Count every line that holds the string "name", then give that number alone.

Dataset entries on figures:
-------

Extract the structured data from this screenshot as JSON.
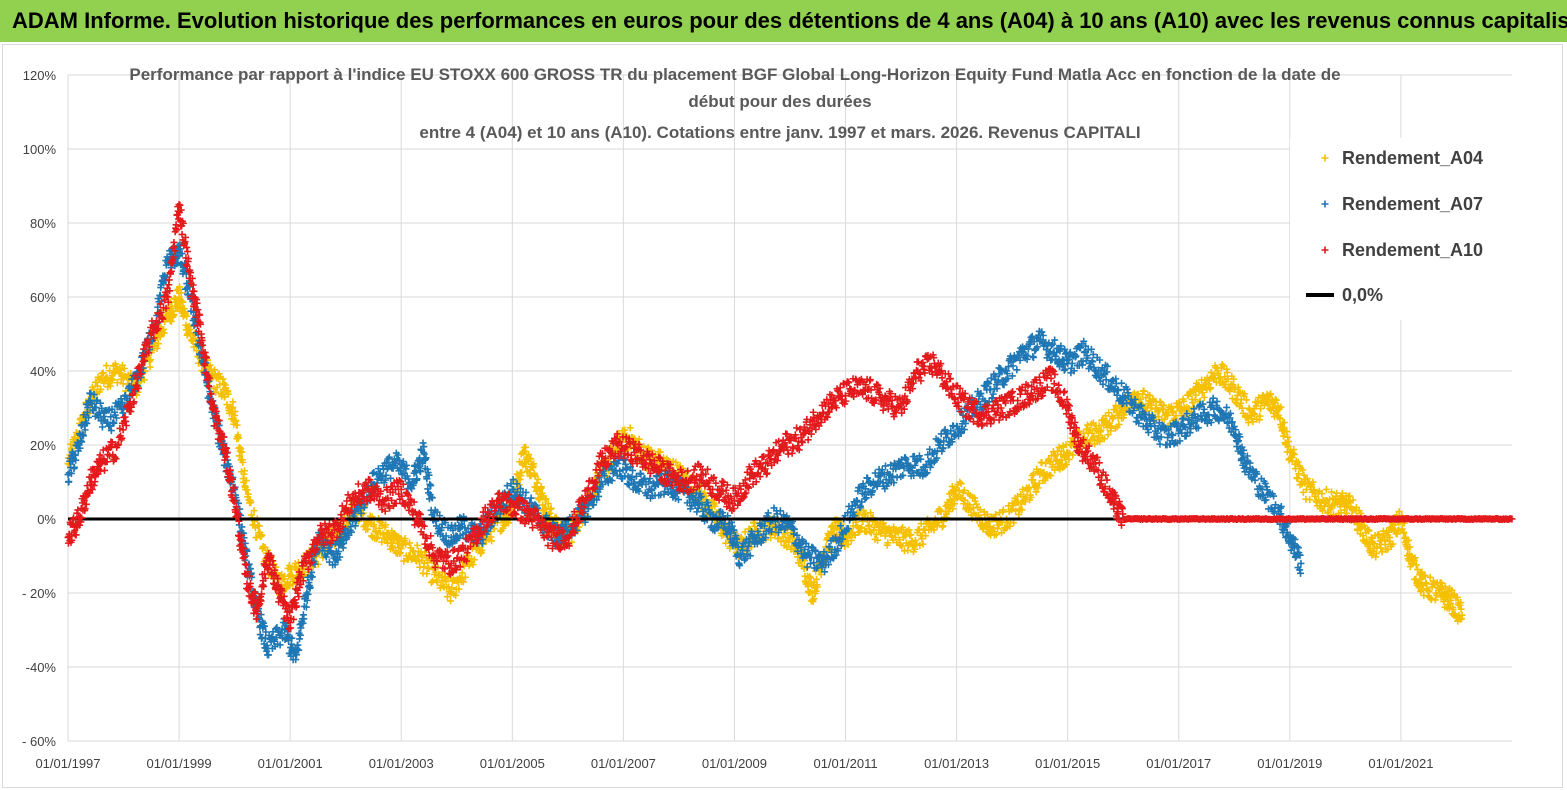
{
  "header": {
    "banner_title": "ADAM Informe. Evolution historique des performances en euros pour des détentions de 4 ans (A04) à 10 ans (A10) avec les revenus connus capitalisés"
  },
  "chart_data": {
    "type": "scatter",
    "title_lines": [
      "Performance par rapport à l'indice EU STOXX 600 GROSS TR  du placement BGF Global Long-Horizon Equity Fund Matla Acc en fonction de la date de",
      "début pour des durées",
      "entre 4 (A04) et 10 ans (A10). Cotations entre janv. 1997 et mars. 2026. Revenus CAPITALI"
    ],
    "xlabel": "",
    "ylabel": "",
    "x_range": [
      1997.0,
      2023.0
    ],
    "x_ticks": [
      1997,
      1999,
      2001,
      2003,
      2005,
      2007,
      2009,
      2011,
      2013,
      2015,
      2017,
      2019,
      2021
    ],
    "x_tick_labels": [
      "01/01/1997",
      "01/01/1999",
      "01/01/2001",
      "01/01/2003",
      "01/01/2005",
      "01/01/2007",
      "01/01/2009",
      "01/01/2011",
      "01/01/2013",
      "01/01/2015",
      "01/01/2017",
      "01/01/2019",
      "01/01/2021"
    ],
    "ylim": [
      -60,
      120
    ],
    "y_ticks": [
      -60,
      -40,
      -20,
      0,
      20,
      40,
      60,
      80,
      100,
      120
    ],
    "y_tick_labels": [
      "- 60%",
      "-40%",
      "- 20%",
      "0%",
      "20%",
      "40%",
      "60%",
      "80%",
      "100%",
      "120%"
    ],
    "grid": true,
    "legend_position": "top-right",
    "series": [
      {
        "name": "Rendement_A04",
        "color": "#f5c000",
        "marker": "+",
        "points": [
          [
            1997.0,
            15
          ],
          [
            1997.3,
            28
          ],
          [
            1997.6,
            38
          ],
          [
            1997.9,
            40
          ],
          [
            1998.2,
            35
          ],
          [
            1998.5,
            45
          ],
          [
            1998.8,
            55
          ],
          [
            1999.0,
            60
          ],
          [
            1999.2,
            50
          ],
          [
            1999.5,
            40
          ],
          [
            1999.8,
            35
          ],
          [
            2000.0,
            28
          ],
          [
            2000.2,
            8
          ],
          [
            2000.5,
            -8
          ],
          [
            2000.8,
            -18
          ],
          [
            2001.0,
            -15
          ],
          [
            2001.3,
            -12
          ],
          [
            2001.6,
            -8
          ],
          [
            2001.9,
            -3
          ],
          [
            2002.2,
            3
          ],
          [
            2002.5,
            -2
          ],
          [
            2002.8,
            -5
          ],
          [
            2003.0,
            -8
          ],
          [
            2003.3,
            -10
          ],
          [
            2003.6,
            -15
          ],
          [
            2003.9,
            -20
          ],
          [
            2004.2,
            -12
          ],
          [
            2004.5,
            -5
          ],
          [
            2004.8,
            0
          ],
          [
            2005.0,
            3
          ],
          [
            2005.2,
            18
          ],
          [
            2005.4,
            12
          ],
          [
            2005.6,
            3
          ],
          [
            2005.8,
            -3
          ],
          [
            2006.0,
            -5
          ],
          [
            2006.3,
            3
          ],
          [
            2006.6,
            12
          ],
          [
            2006.9,
            20
          ],
          [
            2007.1,
            22
          ],
          [
            2007.4,
            17
          ],
          [
            2007.7,
            15
          ],
          [
            2008.0,
            12
          ],
          [
            2008.3,
            8
          ],
          [
            2008.6,
            2
          ],
          [
            2008.9,
            -5
          ],
          [
            2009.1,
            -8
          ],
          [
            2009.4,
            -3
          ],
          [
            2009.7,
            -2
          ],
          [
            2010.0,
            -5
          ],
          [
            2010.2,
            -10
          ],
          [
            2010.4,
            -20
          ],
          [
            2010.6,
            -10
          ],
          [
            2010.8,
            -3
          ],
          [
            2011.0,
            -5
          ],
          [
            2011.3,
            0
          ],
          [
            2011.6,
            -3
          ],
          [
            2011.9,
            -5
          ],
          [
            2012.2,
            -6
          ],
          [
            2012.5,
            -3
          ],
          [
            2012.8,
            2
          ],
          [
            2013.0,
            8
          ],
          [
            2013.3,
            3
          ],
          [
            2013.6,
            -2
          ],
          [
            2013.9,
            0
          ],
          [
            2014.2,
            5
          ],
          [
            2014.5,
            12
          ],
          [
            2014.8,
            16
          ],
          [
            2015.0,
            18
          ],
          [
            2015.3,
            22
          ],
          [
            2015.6,
            24
          ],
          [
            2015.9,
            28
          ],
          [
            2016.2,
            34
          ],
          [
            2016.5,
            30
          ],
          [
            2016.8,
            28
          ],
          [
            2017.1,
            30
          ],
          [
            2017.4,
            35
          ],
          [
            2017.7,
            40
          ],
          [
            2018.0,
            35
          ],
          [
            2018.3,
            28
          ],
          [
            2018.6,
            32
          ],
          [
            2018.8,
            30
          ],
          [
            2019.0,
            18
          ],
          [
            2019.3,
            8
          ],
          [
            2019.6,
            5
          ],
          [
            2019.9,
            4
          ],
          [
            2020.1,
            3
          ],
          [
            2020.3,
            -2
          ],
          [
            2020.5,
            -8
          ],
          [
            2020.8,
            -5
          ],
          [
            2021.0,
            0
          ],
          [
            2021.2,
            -12
          ],
          [
            2021.4,
            -18
          ],
          [
            2021.7,
            -20
          ],
          [
            2021.9,
            -22
          ],
          [
            2022.1,
            -26
          ]
        ]
      },
      {
        "name": "Rendement_A07",
        "color": "#1f77b4",
        "marker": "+",
        "points": [
          [
            1997.0,
            12
          ],
          [
            1997.2,
            20
          ],
          [
            1997.4,
            32
          ],
          [
            1997.7,
            26
          ],
          [
            1998.0,
            30
          ],
          [
            1998.3,
            40
          ],
          [
            1998.6,
            55
          ],
          [
            1998.8,
            70
          ],
          [
            1999.0,
            72
          ],
          [
            1999.2,
            60
          ],
          [
            1999.4,
            45
          ],
          [
            1999.6,
            30
          ],
          [
            1999.8,
            18
          ],
          [
            2000.0,
            8
          ],
          [
            2000.2,
            -10
          ],
          [
            2000.4,
            -25
          ],
          [
            2000.6,
            -35
          ],
          [
            2000.9,
            -30
          ],
          [
            2001.1,
            -38
          ],
          [
            2001.3,
            -20
          ],
          [
            2001.5,
            -5
          ],
          [
            2001.8,
            -10
          ],
          [
            2002.0,
            -5
          ],
          [
            2002.3,
            5
          ],
          [
            2002.6,
            12
          ],
          [
            2002.9,
            15
          ],
          [
            2003.2,
            10
          ],
          [
            2003.4,
            18
          ],
          [
            2003.6,
            0
          ],
          [
            2003.9,
            -5
          ],
          [
            2004.1,
            -2
          ],
          [
            2004.4,
            -5
          ],
          [
            2004.7,
            2
          ],
          [
            2005.0,
            8
          ],
          [
            2005.2,
            5
          ],
          [
            2005.5,
            0
          ],
          [
            2005.8,
            -5
          ],
          [
            2006.0,
            -3
          ],
          [
            2006.3,
            2
          ],
          [
            2006.6,
            10
          ],
          [
            2006.9,
            15
          ],
          [
            2007.2,
            10
          ],
          [
            2007.5,
            8
          ],
          [
            2007.8,
            10
          ],
          [
            2008.0,
            8
          ],
          [
            2008.3,
            5
          ],
          [
            2008.6,
            0
          ],
          [
            2008.9,
            -2
          ],
          [
            2009.1,
            -10
          ],
          [
            2009.4,
            -5
          ],
          [
            2009.7,
            0
          ],
          [
            2010.0,
            -2
          ],
          [
            2010.3,
            -10
          ],
          [
            2010.6,
            -12
          ],
          [
            2010.9,
            -5
          ],
          [
            2011.2,
            5
          ],
          [
            2011.5,
            10
          ],
          [
            2011.8,
            12
          ],
          [
            2012.1,
            15
          ],
          [
            2012.4,
            14
          ],
          [
            2012.7,
            20
          ],
          [
            2013.0,
            25
          ],
          [
            2013.3,
            30
          ],
          [
            2013.6,
            35
          ],
          [
            2013.9,
            40
          ],
          [
            2014.2,
            45
          ],
          [
            2014.5,
            48
          ],
          [
            2014.8,
            45
          ],
          [
            2015.0,
            42
          ],
          [
            2015.3,
            45
          ],
          [
            2015.6,
            40
          ],
          [
            2015.9,
            35
          ],
          [
            2016.2,
            30
          ],
          [
            2016.5,
            25
          ],
          [
            2016.8,
            22
          ],
          [
            2017.1,
            25
          ],
          [
            2017.4,
            28
          ],
          [
            2017.7,
            30
          ],
          [
            2018.0,
            25
          ],
          [
            2018.2,
            15
          ],
          [
            2018.5,
            8
          ],
          [
            2018.8,
            2
          ],
          [
            2019.0,
            -5
          ],
          [
            2019.2,
            -12
          ]
        ]
      },
      {
        "name": "Rendement_A10",
        "color": "#e31a1c",
        "marker": "+",
        "points": [
          [
            1997.0,
            -5
          ],
          [
            1997.2,
            0
          ],
          [
            1997.4,
            10
          ],
          [
            1997.6,
            15
          ],
          [
            1997.9,
            20
          ],
          [
            1998.2,
            35
          ],
          [
            1998.5,
            50
          ],
          [
            1998.8,
            60
          ],
          [
            1999.0,
            85
          ],
          [
            1999.2,
            65
          ],
          [
            1999.4,
            50
          ],
          [
            1999.6,
            30
          ],
          [
            1999.8,
            20
          ],
          [
            2000.0,
            5
          ],
          [
            2000.2,
            -15
          ],
          [
            2000.4,
            -25
          ],
          [
            2000.6,
            -10
          ],
          [
            2000.8,
            -20
          ],
          [
            2001.0,
            -28
          ],
          [
            2001.2,
            -15
          ],
          [
            2001.5,
            -5
          ],
          [
            2001.8,
            -3
          ],
          [
            2002.1,
            5
          ],
          [
            2002.4,
            8
          ],
          [
            2002.7,
            5
          ],
          [
            2003.0,
            8
          ],
          [
            2003.3,
            0
          ],
          [
            2003.6,
            -10
          ],
          [
            2003.9,
            -12
          ],
          [
            2004.2,
            -8
          ],
          [
            2004.5,
            0
          ],
          [
            2004.8,
            5
          ],
          [
            2005.1,
            3
          ],
          [
            2005.4,
            0
          ],
          [
            2005.7,
            -5
          ],
          [
            2006.0,
            -5
          ],
          [
            2006.3,
            5
          ],
          [
            2006.6,
            15
          ],
          [
            2006.9,
            20
          ],
          [
            2007.2,
            18
          ],
          [
            2007.5,
            15
          ],
          [
            2007.8,
            12
          ],
          [
            2008.1,
            10
          ],
          [
            2008.4,
            12
          ],
          [
            2008.7,
            8
          ],
          [
            2009.0,
            5
          ],
          [
            2009.3,
            12
          ],
          [
            2009.6,
            15
          ],
          [
            2009.9,
            20
          ],
          [
            2010.2,
            22
          ],
          [
            2010.5,
            28
          ],
          [
            2010.8,
            32
          ],
          [
            2011.1,
            35
          ],
          [
            2011.4,
            35
          ],
          [
            2011.7,
            32
          ],
          [
            2012.0,
            30
          ],
          [
            2012.3,
            40
          ],
          [
            2012.6,
            42
          ],
          [
            2012.9,
            35
          ],
          [
            2013.2,
            30
          ],
          [
            2013.5,
            28
          ],
          [
            2013.8,
            30
          ],
          [
            2014.1,
            32
          ],
          [
            2014.4,
            35
          ],
          [
            2014.7,
            38
          ],
          [
            2015.0,
            30
          ],
          [
            2015.2,
            20
          ],
          [
            2015.5,
            15
          ],
          [
            2015.8,
            5
          ],
          [
            2016.0,
            0
          ],
          [
            2016.5,
            0
          ],
          [
            2017.0,
            0
          ],
          [
            2017.5,
            0
          ],
          [
            2018.0,
            0
          ],
          [
            2018.5,
            0
          ],
          [
            2019.0,
            0
          ],
          [
            2019.5,
            0
          ],
          [
            2020.0,
            0
          ],
          [
            2020.5,
            0
          ],
          [
            2021.0,
            0
          ],
          [
            2021.5,
            0
          ],
          [
            2022.0,
            0
          ],
          [
            2022.5,
            0
          ],
          [
            2023.0,
            0
          ]
        ]
      }
    ],
    "reference_line": {
      "name": "0,0%",
      "value": 0,
      "color": "#000000"
    }
  }
}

-------

_REPLY TO THE TASK_
4